* Your objective *
Search the material for the word "регулярной" and report each line where it turns up.

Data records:
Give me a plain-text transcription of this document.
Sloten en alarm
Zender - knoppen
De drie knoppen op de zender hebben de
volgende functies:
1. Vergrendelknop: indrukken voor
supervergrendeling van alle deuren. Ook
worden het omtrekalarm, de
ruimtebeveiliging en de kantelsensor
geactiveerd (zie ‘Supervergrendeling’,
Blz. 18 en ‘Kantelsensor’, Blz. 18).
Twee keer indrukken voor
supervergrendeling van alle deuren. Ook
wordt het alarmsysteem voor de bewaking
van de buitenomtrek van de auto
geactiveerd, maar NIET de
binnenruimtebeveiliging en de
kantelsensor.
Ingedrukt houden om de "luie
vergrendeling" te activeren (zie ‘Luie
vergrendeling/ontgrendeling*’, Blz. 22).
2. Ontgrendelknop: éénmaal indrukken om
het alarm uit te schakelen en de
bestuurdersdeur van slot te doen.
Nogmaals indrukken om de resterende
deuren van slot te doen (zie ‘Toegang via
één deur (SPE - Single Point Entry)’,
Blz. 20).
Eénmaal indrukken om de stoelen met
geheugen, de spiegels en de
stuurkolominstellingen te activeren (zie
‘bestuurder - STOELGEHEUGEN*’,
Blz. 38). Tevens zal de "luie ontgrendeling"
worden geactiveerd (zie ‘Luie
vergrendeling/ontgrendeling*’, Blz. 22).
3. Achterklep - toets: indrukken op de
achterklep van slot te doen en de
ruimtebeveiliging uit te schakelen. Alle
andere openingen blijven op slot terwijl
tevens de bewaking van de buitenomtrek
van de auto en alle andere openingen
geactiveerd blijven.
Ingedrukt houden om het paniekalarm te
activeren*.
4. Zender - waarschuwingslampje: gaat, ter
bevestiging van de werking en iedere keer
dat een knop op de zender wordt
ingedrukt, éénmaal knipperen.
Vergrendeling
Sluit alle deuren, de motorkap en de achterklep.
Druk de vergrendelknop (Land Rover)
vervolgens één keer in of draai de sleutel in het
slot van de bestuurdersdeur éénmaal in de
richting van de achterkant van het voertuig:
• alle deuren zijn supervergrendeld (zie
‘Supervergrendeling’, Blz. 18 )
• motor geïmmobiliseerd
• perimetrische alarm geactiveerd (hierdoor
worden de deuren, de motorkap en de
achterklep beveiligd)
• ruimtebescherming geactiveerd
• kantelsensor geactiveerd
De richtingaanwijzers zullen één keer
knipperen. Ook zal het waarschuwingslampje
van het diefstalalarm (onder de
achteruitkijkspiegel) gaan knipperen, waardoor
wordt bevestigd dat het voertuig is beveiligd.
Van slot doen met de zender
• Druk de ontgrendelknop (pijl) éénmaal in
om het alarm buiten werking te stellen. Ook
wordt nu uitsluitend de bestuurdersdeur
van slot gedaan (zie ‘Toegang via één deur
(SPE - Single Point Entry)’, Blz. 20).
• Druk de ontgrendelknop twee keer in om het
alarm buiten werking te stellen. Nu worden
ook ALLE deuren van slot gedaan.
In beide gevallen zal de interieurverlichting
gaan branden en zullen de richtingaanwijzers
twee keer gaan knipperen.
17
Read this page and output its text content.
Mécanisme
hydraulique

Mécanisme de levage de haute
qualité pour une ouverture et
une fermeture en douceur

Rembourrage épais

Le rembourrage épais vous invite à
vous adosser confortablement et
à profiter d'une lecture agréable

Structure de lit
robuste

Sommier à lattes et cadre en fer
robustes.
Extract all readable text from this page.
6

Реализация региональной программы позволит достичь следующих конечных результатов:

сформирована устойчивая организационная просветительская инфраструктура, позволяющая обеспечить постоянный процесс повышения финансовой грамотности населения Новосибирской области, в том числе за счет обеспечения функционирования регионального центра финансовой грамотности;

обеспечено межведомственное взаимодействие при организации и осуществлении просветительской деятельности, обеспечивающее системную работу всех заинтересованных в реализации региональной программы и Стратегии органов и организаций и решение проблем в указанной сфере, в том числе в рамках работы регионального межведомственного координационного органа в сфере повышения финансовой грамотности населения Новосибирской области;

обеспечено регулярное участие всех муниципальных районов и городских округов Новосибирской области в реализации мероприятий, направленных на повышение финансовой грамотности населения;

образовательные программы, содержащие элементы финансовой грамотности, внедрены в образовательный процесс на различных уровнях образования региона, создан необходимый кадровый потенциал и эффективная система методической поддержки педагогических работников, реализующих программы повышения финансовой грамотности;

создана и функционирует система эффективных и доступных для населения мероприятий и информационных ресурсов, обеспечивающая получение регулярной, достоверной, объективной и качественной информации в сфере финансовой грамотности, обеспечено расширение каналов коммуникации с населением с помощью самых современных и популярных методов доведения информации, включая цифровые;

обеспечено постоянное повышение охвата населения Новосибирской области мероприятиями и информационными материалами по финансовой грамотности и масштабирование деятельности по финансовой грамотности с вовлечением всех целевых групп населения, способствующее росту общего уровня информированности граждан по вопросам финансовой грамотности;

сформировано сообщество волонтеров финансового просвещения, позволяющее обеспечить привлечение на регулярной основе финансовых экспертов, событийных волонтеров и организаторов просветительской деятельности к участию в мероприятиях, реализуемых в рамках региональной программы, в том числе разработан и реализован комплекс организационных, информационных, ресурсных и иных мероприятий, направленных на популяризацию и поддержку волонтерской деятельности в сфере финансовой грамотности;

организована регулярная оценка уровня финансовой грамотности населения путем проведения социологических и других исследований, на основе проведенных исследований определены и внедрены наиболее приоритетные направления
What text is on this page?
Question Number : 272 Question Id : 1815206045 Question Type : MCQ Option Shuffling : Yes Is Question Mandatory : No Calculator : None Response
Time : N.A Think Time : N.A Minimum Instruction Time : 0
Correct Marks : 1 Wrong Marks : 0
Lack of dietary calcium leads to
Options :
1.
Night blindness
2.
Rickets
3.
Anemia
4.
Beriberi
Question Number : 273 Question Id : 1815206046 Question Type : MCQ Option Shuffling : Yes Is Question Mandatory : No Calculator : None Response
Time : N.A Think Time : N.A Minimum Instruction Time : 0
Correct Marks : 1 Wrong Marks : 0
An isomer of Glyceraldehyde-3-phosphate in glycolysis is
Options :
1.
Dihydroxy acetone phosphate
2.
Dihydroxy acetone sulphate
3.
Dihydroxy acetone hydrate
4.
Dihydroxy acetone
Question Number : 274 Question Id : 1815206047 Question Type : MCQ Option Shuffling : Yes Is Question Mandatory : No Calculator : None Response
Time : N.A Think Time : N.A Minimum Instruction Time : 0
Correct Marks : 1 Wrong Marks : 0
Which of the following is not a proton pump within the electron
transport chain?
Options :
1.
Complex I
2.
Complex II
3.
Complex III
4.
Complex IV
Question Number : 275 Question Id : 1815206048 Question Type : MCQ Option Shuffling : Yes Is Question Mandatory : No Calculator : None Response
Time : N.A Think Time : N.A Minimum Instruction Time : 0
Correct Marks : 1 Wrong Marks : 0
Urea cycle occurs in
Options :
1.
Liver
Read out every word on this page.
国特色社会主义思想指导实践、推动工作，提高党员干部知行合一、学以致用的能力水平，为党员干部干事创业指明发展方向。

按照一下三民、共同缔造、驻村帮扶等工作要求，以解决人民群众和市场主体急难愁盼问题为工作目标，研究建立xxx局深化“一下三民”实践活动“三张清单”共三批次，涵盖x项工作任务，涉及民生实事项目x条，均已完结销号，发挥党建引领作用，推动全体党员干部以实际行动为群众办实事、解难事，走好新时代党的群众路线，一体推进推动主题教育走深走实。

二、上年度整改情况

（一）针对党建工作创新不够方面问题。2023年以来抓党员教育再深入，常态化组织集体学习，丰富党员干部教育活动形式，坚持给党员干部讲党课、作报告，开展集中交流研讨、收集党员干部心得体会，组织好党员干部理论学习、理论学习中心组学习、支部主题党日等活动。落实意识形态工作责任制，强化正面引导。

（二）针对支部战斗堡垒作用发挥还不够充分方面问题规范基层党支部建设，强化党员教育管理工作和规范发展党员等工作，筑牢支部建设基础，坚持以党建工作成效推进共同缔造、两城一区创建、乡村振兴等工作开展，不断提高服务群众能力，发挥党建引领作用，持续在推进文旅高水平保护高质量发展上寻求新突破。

* Solved exercise *
создана и функционирует система эффективных и доступных для населения мероприятий и информационных ресурсов, обеспечивающая получение регулярной, достоверной, объективной и качественной информации в сфере финансовой грамотности, обеспечено расширение каналов коммуникации с населением с помощью самых современных и популярных методов доведения информации, включая цифровые;
сформировано сообщество волонтеров финансового просвещения, позволяющее обеспечить привлечение на регулярной основе финансовых экспертов, событийных волонтеров и организаторов просветительской деятельности к участию в мероприятиях, реализуемых в рамках региональной программы, в том числе разработан и реализован комплекс организационных, информационных, ресурсных и иных мероприятий, направленных на популяризацию и поддержку волонтерской деятельности в сфере финансовой грамотности;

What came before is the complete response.